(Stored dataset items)

----------

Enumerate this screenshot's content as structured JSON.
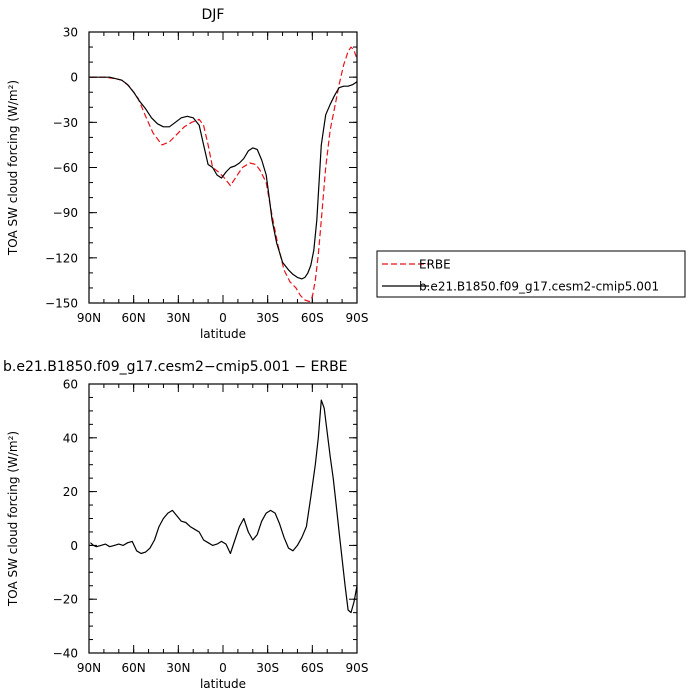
{
  "chart_data": [
    {
      "type": "line",
      "title": "DJF",
      "xlabel": "latitude",
      "ylabel": "TOA SW cloud forcing (W/m²)",
      "xlim": [
        90,
        -90
      ],
      "ylim": [
        -150,
        30
      ],
      "xticks": [
        90,
        60,
        30,
        0,
        -30,
        -60,
        -90
      ],
      "xtick_labels": [
        "90N",
        "60N",
        "30N",
        "0",
        "30S",
        "60S",
        "90S"
      ],
      "yticks": [
        30,
        0,
        -30,
        -60,
        -90,
        -120,
        -150
      ],
      "ytick_labels": [
        "30",
        "0",
        "−30",
        "−60",
        "−90",
        "−120",
        "−150"
      ],
      "legend": "right",
      "series": [
        {
          "name": "ERBE",
          "color": "#e8121b",
          "dash": "dashed",
          "x": [
            89,
            80,
            72,
            68,
            63,
            57,
            52,
            47,
            41,
            36,
            31,
            26,
            21,
            16,
            13,
            10,
            7,
            3,
            -1,
            -5,
            -9,
            -13,
            -18,
            -22,
            -25,
            -29,
            -33,
            -37,
            -41,
            -45,
            -49,
            -52,
            -55,
            -58,
            -60,
            -62,
            -64,
            -66,
            -69,
            -72,
            -75,
            -78,
            -81,
            -84,
            -86,
            -88,
            -90
          ],
          "y": [
            0,
            0,
            -1,
            -2,
            -6,
            -14,
            -26,
            -37,
            -45,
            -43,
            -38,
            -33,
            -30,
            -28,
            -32,
            -45,
            -60,
            -63,
            -67,
            -72,
            -66,
            -60,
            -57,
            -58,
            -62,
            -70,
            -92,
            -112,
            -128,
            -136,
            -140,
            -145,
            -148,
            -149,
            -146,
            -135,
            -118,
            -95,
            -60,
            -35,
            -20,
            -5,
            8,
            17,
            20,
            18,
            12
          ]
        },
        {
          "name": "b.e21.B1850.f09_g17.cesm2-cmip5.001",
          "color": "#000000",
          "dash": "solid",
          "x": [
            89,
            84,
            80,
            76,
            72,
            68,
            64,
            60,
            56,
            52,
            48,
            44,
            40,
            36,
            32,
            28,
            24,
            20,
            16,
            13,
            10,
            7,
            4,
            1,
            -2,
            -5,
            -8,
            -11,
            -14,
            -17,
            -20,
            -23,
            -26,
            -29,
            -31,
            -33,
            -36,
            -40,
            -44,
            -47,
            -50,
            -53,
            -55,
            -57,
            -59,
            -61,
            -63,
            -66,
            -69,
            -72,
            -75,
            -78,
            -81,
            -84,
            -87,
            -90
          ],
          "y": [
            0,
            0,
            0,
            0,
            -1,
            -2,
            -5,
            -10,
            -16,
            -21,
            -27,
            -31,
            -33,
            -33,
            -30,
            -27,
            -26,
            -27,
            -32,
            -45,
            -58,
            -60,
            -65,
            -67,
            -63,
            -60,
            -59,
            -57,
            -54,
            -49,
            -47,
            -48,
            -55,
            -65,
            -80,
            -95,
            -110,
            -123,
            -128,
            -131,
            -133,
            -134,
            -133,
            -130,
            -125,
            -115,
            -95,
            -45,
            -25,
            -18,
            -12,
            -7,
            -6,
            -6,
            -5,
            -3
          ]
        }
      ]
    },
    {
      "type": "line",
      "title": "b.e21.B1850.f09_g17.cesm2−cmip5.001 − ERBE",
      "xlabel": "latitude",
      "ylabel": "TOA SW cloud forcing (W/m²)",
      "xlim": [
        90,
        -90
      ],
      "ylim": [
        -40,
        60
      ],
      "xticks": [
        90,
        60,
        30,
        0,
        -30,
        -60,
        -90
      ],
      "xtick_labels": [
        "90N",
        "60N",
        "30N",
        "0",
        "30S",
        "60S",
        "90S"
      ],
      "yticks": [
        60,
        40,
        20,
        0,
        -20,
        -40
      ],
      "ytick_labels": [
        "60",
        "40",
        "20",
        "0",
        "−20",
        "−40"
      ],
      "series": [
        {
          "color": "#000000",
          "x": [
            89,
            87,
            85,
            82,
            79,
            76,
            73,
            70,
            67,
            64,
            61,
            58,
            55,
            52,
            49,
            46,
            43,
            40,
            37,
            34,
            31,
            28,
            25,
            22,
            19,
            16,
            13,
            10,
            7,
            4,
            1,
            -2,
            -5,
            -8,
            -11,
            -14,
            -17,
            -20,
            -23,
            -26,
            -29,
            -32,
            -35,
            -38,
            -41,
            -44,
            -47,
            -50,
            -53,
            -56,
            -59,
            -62,
            -64,
            -66,
            -68,
            -70,
            -72,
            -74,
            -76,
            -78,
            -80,
            -82,
            -84,
            -86,
            -88,
            -90
          ],
          "y": [
            1,
            0,
            -0.5,
            0,
            0.5,
            -0.5,
            0,
            0.5,
            0,
            1,
            1.5,
            -2,
            -3,
            -2.5,
            -1,
            2,
            7,
            10,
            12,
            13,
            11,
            9,
            8.5,
            7,
            6,
            5,
            2,
            1,
            0,
            0.5,
            1.5,
            0.5,
            -3,
            2,
            7,
            10,
            5,
            2,
            4,
            9,
            12,
            13,
            12,
            8,
            3,
            -1,
            -2,
            0,
            3,
            7,
            18,
            30,
            40,
            54,
            51,
            42,
            33,
            25,
            15,
            5,
            -5,
            -15,
            -24,
            -25,
            -21,
            -15
          ]
        }
      ]
    }
  ]
}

----------

Problem to solve: Tell how many lines of the data include the word "name", and nothing else.

The solution: 2